DESCRIPTION OF THE TASK -> The lines to find are those in the entries that hold the word "from"; copy every one of them.

PROVIDED RECORDS ->
———

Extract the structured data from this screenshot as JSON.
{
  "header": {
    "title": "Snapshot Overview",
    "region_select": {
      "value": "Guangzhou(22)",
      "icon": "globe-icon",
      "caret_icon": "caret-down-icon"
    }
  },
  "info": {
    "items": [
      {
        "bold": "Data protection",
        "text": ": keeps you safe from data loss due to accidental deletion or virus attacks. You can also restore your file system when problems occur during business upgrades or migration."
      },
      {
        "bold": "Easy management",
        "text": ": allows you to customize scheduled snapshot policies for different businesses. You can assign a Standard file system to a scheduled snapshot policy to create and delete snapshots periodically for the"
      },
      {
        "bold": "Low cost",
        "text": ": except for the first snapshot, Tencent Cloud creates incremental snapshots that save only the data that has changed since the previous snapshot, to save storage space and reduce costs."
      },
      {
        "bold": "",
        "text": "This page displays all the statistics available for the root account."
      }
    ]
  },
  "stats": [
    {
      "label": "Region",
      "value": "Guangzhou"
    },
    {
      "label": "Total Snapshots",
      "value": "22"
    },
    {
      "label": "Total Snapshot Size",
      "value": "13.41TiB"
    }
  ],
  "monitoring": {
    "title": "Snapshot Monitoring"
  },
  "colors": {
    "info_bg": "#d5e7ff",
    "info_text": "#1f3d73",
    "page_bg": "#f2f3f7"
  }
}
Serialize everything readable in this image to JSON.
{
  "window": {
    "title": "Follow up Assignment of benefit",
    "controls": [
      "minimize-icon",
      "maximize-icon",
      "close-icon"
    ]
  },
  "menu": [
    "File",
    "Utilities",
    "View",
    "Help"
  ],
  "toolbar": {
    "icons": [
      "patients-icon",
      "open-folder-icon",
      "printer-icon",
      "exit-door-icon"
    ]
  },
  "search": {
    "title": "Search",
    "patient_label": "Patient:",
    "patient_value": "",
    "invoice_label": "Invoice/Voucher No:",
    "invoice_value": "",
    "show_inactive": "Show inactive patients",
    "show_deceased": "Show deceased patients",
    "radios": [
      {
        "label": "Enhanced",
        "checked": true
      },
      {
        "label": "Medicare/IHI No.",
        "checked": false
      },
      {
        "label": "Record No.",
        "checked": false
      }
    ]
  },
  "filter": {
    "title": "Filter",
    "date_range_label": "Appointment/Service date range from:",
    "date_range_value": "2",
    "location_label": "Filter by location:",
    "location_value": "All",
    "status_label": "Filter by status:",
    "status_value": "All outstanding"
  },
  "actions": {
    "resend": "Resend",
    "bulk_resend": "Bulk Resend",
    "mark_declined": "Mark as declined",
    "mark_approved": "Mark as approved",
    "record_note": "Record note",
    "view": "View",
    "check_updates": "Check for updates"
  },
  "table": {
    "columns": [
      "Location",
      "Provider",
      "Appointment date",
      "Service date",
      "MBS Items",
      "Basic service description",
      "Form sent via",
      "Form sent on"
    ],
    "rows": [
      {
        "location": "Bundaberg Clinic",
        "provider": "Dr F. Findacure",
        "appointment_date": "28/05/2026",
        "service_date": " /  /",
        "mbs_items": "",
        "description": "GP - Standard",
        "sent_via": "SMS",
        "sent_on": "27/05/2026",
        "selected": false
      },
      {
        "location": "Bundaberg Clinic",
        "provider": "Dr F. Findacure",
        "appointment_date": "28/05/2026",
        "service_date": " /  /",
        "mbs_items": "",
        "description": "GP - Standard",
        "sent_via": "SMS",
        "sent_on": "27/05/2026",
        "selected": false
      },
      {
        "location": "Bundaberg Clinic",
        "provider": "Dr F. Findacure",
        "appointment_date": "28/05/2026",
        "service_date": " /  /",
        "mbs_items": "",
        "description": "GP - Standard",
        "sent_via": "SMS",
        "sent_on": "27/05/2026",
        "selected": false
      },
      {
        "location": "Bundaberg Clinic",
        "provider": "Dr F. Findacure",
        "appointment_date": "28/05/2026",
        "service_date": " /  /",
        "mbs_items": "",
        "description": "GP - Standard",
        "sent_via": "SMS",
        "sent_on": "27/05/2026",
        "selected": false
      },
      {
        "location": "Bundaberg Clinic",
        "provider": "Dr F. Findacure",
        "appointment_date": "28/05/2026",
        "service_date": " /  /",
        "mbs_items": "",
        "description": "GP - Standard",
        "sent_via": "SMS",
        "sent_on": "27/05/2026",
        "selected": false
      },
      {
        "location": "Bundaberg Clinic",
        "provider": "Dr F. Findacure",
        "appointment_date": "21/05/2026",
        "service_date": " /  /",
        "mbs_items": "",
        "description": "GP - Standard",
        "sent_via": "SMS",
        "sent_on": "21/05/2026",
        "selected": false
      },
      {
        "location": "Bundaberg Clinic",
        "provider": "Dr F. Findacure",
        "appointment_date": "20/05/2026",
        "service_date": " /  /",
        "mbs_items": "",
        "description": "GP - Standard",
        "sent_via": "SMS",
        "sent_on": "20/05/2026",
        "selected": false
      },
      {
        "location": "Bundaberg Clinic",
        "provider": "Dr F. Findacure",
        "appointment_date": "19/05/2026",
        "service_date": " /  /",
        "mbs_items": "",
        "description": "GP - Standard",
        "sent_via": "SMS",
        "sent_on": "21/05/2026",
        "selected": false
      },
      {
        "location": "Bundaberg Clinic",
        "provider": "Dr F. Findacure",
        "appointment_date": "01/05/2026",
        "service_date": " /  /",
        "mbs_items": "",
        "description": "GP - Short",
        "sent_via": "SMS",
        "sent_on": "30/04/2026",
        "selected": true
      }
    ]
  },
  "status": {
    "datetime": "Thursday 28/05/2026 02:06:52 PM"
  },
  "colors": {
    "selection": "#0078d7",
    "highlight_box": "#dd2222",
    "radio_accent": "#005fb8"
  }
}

———

EXERCISE SOLUTION ->
Extract the structured data from this screenshot as JSON.
        "text": ": keeps you safe from data loss due to accidental deletion or virus attacks. You can also restore your file system when problems occur during business upgrades or migration."
    "date_range_label": "Appointment/Service date range from:",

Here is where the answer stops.